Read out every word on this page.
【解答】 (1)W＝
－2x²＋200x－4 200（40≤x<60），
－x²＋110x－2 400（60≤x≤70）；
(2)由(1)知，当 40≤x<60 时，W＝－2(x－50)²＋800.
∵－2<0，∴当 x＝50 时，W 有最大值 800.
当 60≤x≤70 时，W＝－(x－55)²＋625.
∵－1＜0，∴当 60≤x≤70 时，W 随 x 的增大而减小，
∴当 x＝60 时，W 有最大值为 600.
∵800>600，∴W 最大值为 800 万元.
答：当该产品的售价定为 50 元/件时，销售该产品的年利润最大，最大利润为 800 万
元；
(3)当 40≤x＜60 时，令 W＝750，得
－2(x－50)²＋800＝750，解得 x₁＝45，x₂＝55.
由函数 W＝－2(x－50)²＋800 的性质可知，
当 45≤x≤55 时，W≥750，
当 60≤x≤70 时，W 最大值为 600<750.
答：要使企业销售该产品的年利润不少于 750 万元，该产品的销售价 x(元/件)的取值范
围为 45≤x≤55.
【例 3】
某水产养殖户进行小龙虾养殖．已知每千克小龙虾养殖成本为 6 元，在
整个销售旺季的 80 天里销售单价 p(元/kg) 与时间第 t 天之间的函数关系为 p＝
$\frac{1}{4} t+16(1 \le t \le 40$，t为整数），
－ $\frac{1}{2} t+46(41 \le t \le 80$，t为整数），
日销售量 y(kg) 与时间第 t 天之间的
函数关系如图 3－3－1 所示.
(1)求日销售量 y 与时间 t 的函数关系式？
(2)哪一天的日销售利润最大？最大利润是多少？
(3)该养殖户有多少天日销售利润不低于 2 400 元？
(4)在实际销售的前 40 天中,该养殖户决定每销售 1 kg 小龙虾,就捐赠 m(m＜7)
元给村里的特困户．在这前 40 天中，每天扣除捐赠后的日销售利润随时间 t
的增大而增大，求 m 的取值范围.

________________________

## Exercise brief
Copy each line of the preceding data that contains the string "t为整数".

## Final answer
$\frac{1}{4} t+16(1 \le t \le 40$，t为整数），
－ $\frac{1}{2} t+46(41 \le t \le 80$，t为整数），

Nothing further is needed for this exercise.